**What is asked:**
Copy everything in the data below exactly except the pictures.

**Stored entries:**
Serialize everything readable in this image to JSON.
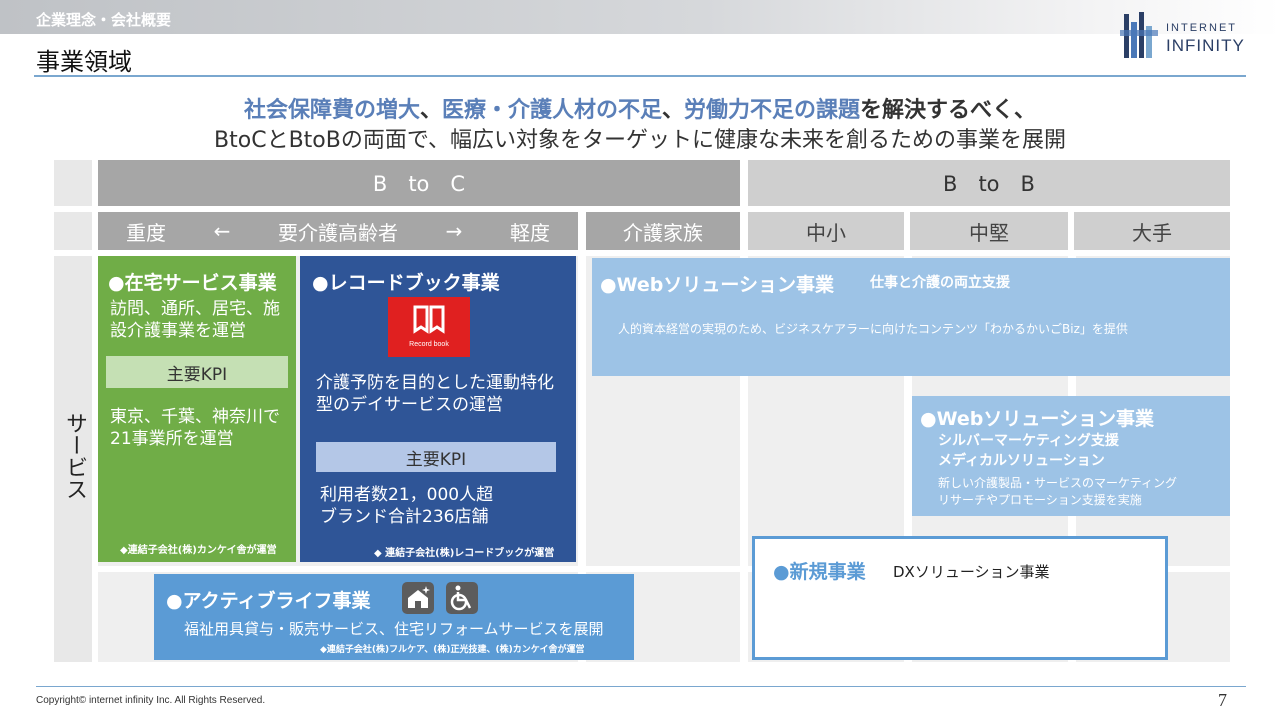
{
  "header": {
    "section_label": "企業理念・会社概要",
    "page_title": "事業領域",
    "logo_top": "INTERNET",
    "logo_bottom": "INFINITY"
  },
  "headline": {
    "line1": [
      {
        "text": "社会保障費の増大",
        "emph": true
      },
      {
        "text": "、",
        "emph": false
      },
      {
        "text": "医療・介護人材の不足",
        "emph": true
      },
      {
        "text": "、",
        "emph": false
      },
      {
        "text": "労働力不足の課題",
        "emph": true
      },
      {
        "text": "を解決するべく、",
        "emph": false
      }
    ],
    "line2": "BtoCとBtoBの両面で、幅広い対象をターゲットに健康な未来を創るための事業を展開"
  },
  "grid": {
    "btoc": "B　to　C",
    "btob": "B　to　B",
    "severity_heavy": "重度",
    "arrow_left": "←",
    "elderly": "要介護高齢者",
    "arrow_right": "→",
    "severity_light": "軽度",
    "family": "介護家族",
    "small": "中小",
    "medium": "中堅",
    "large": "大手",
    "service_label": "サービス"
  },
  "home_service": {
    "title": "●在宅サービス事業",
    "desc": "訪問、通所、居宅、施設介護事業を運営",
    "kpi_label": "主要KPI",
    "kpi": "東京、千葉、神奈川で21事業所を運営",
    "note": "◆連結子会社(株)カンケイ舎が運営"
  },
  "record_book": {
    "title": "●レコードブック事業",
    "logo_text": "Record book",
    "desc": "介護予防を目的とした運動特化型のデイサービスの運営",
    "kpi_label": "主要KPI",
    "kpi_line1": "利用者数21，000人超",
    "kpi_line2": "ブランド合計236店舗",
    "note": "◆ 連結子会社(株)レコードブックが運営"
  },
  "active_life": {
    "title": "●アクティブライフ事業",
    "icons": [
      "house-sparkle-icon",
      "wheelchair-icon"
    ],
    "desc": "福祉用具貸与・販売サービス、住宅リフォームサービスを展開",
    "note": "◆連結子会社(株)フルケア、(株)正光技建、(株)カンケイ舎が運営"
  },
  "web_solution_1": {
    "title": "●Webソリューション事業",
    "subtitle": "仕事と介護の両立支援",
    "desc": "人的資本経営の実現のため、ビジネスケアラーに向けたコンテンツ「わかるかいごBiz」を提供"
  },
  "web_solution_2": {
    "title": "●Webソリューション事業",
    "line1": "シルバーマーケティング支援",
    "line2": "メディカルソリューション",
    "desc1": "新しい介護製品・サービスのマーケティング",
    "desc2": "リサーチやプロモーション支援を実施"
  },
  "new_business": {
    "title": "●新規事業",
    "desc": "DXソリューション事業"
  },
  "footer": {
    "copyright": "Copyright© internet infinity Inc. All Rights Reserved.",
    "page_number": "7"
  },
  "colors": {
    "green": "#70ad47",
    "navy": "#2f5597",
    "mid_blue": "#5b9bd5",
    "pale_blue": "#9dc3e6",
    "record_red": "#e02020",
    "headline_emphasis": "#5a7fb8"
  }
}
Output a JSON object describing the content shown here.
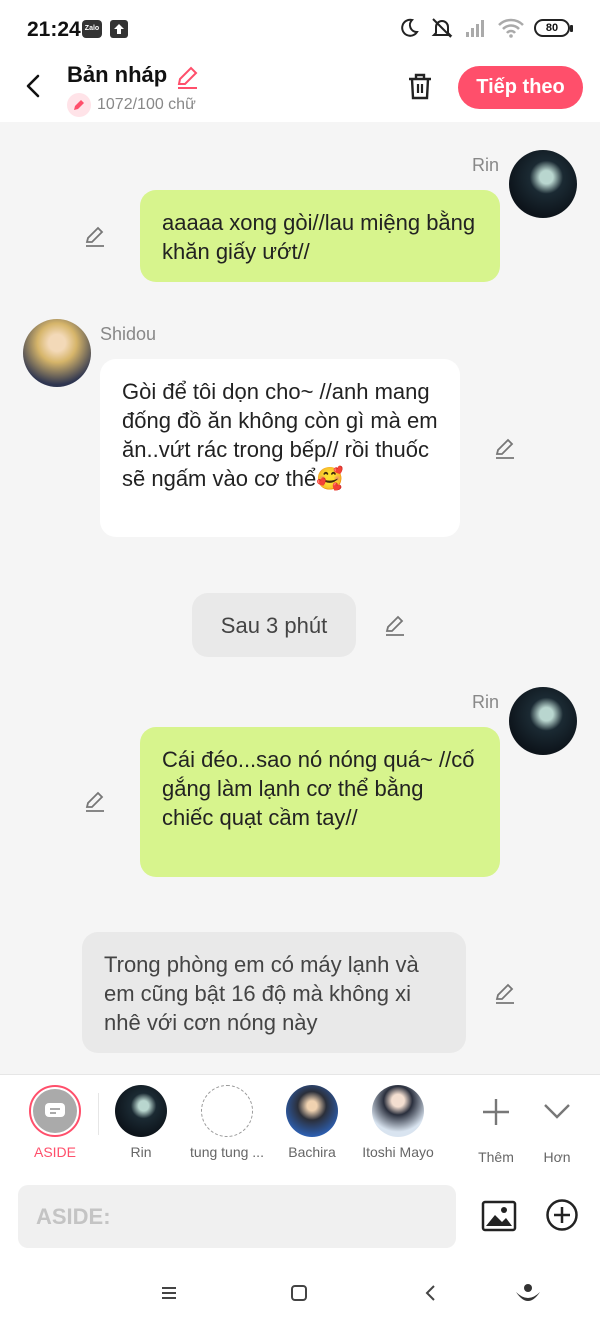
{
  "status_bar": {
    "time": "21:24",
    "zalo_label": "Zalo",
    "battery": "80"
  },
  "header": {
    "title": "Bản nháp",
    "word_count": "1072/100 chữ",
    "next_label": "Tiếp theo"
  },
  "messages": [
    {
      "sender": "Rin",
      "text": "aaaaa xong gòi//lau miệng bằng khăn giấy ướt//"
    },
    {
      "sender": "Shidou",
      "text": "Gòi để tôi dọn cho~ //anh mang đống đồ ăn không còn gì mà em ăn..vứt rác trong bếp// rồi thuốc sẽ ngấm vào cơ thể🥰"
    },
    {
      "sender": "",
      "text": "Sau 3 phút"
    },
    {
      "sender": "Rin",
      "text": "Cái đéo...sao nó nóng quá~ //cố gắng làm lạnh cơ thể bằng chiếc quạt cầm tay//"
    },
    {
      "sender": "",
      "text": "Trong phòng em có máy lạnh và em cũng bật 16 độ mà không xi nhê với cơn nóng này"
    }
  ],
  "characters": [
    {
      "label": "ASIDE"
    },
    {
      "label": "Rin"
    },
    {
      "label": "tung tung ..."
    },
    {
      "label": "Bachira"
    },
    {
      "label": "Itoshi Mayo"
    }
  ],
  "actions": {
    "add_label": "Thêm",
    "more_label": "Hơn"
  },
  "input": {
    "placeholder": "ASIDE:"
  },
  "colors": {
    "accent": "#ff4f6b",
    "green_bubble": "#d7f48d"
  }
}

**Complete output:**
Serialize everything readable in this image to JSON.
{
  "header": {
    "section_label": "企業理念・会社概要",
    "page_title": "事業領域",
    "logo_top": "INTERNET",
    "logo_bottom": "INFINITY"
  },
  "headline": {
    "line1": [
      {
        "text": "社会保障費の増大",
        "emph": true
      },
      {
        "text": "、",
        "emph": false
      },
      {
        "text": "医療・介護人材の不足",
        "emph": true
      },
      {
        "text": "、",
        "emph": false
      },
      {
        "text": "労働力不足の課題",
        "emph": true
      },
      {
        "text": "を解決するべく、",
        "emph": false
      }
    ],
    "line2": "BtoCとBtoBの両面で、幅広い対象をターゲットに健康な未来を創るための事業を展開"
  },
  "grid": {
    "btoc": "B　to　C",
    "btob": "B　to　B",
    "severity_heavy": "重度",
    "arrow_left": "←",
    "elderly": "要介護高齢者",
    "arrow_right": "→",
    "severity_light": "軽度",
    "family": "介護家族",
    "small": "中小",
    "medium": "中堅",
    "large": "大手",
    "service_label": "サービス"
  },
  "home_service": {
    "title": "●在宅サービス事業",
    "desc": "訪問、通所、居宅、施設介護事業を運営",
    "kpi_label": "主要KPI",
    "kpi": "東京、千葉、神奈川で21事業所を運営",
    "note": "◆連結子会社(株)カンケイ舎が運営"
  },
  "record_book": {
    "title": "●レコードブック事業",
    "logo_text": "Record book",
    "desc": "介護予防を目的とした運動特化型のデイサービスの運営",
    "kpi_label": "主要KPI",
    "kpi_line1": "利用者数21，000人超",
    "kpi_line2": "ブランド合計236店舗",
    "note": "◆ 連結子会社(株)レコードブックが運営"
  },
  "active_life": {
    "title": "●アクティブライフ事業",
    "icons": [
      "house-sparkle-icon",
      "wheelchair-icon"
    ],
    "desc": "福祉用具貸与・販売サービス、住宅リフォームサービスを展開",
    "note": "◆連結子会社(株)フルケア、(株)正光技建、(株)カンケイ舎が運営"
  },
  "web_solution_1": {
    "title": "●Webソリューション事業",
    "subtitle": "仕事と介護の両立支援",
    "desc": "人的資本経営の実現のため、ビジネスケアラーに向けたコンテンツ「わかるかいごBiz」を提供"
  },
  "web_solution_2": {
    "title": "●Webソリューション事業",
    "line1": "シルバーマーケティング支援",
    "line2": "メディカルソリューション",
    "desc1": "新しい介護製品・サービスのマーケティング",
    "desc2": "リサーチやプロモーション支援を実施"
  },
  "new_business": {
    "title": "●新規事業",
    "desc": "DXソリューション事業"
  },
  "footer": {
    "copyright": "Copyright© internet infinity Inc. All Rights Reserved.",
    "page_number": "7"
  },
  "colors": {
    "green": "#70ad47",
    "navy": "#2f5597",
    "mid_blue": "#5b9bd5",
    "pale_blue": "#9dc3e6",
    "record_red": "#e02020",
    "headline_emphasis": "#5a7fb8"
  }
}
Output a JSON object describing the content shown here.
{
  "status_bar": {
    "time": "21:24",
    "zalo_label": "Zalo",
    "battery": "80"
  },
  "header": {
    "title": "Bản nháp",
    "word_count": "1072/100 chữ",
    "next_label": "Tiếp theo"
  },
  "messages": [
    {
      "sender": "Rin",
      "text": "aaaaa xong gòi//lau miệng bằng khăn giấy ướt//"
    },
    {
      "sender": "Shidou",
      "text": "Gòi để tôi dọn cho~ //anh mang đống đồ ăn không còn gì mà em ăn..vứt rác trong bếp// rồi thuốc sẽ ngấm vào cơ thể🥰"
    },
    {
      "sender": "",
      "text": "Sau 3 phút"
    },
    {
      "sender": "Rin",
      "text": "Cái đéo...sao nó nóng quá~ //cố gắng làm lạnh cơ thể bằng chiếc quạt cầm tay//"
    },
    {
      "sender": "",
      "text": "Trong phòng em có máy lạnh và em cũng bật 16 độ mà không xi nhê với cơn nóng này"
    }
  ],
  "characters": [
    {
      "label": "ASIDE"
    },
    {
      "label": "Rin"
    },
    {
      "label": "tung tung ..."
    },
    {
      "label": "Bachira"
    },
    {
      "label": "Itoshi Mayo"
    }
  ],
  "actions": {
    "add_label": "Thêm",
    "more_label": "Hơn"
  },
  "input": {
    "placeholder": "ASIDE:"
  },
  "colors": {
    "accent": "#ff4f6b",
    "green_bubble": "#d7f48d"
  }
}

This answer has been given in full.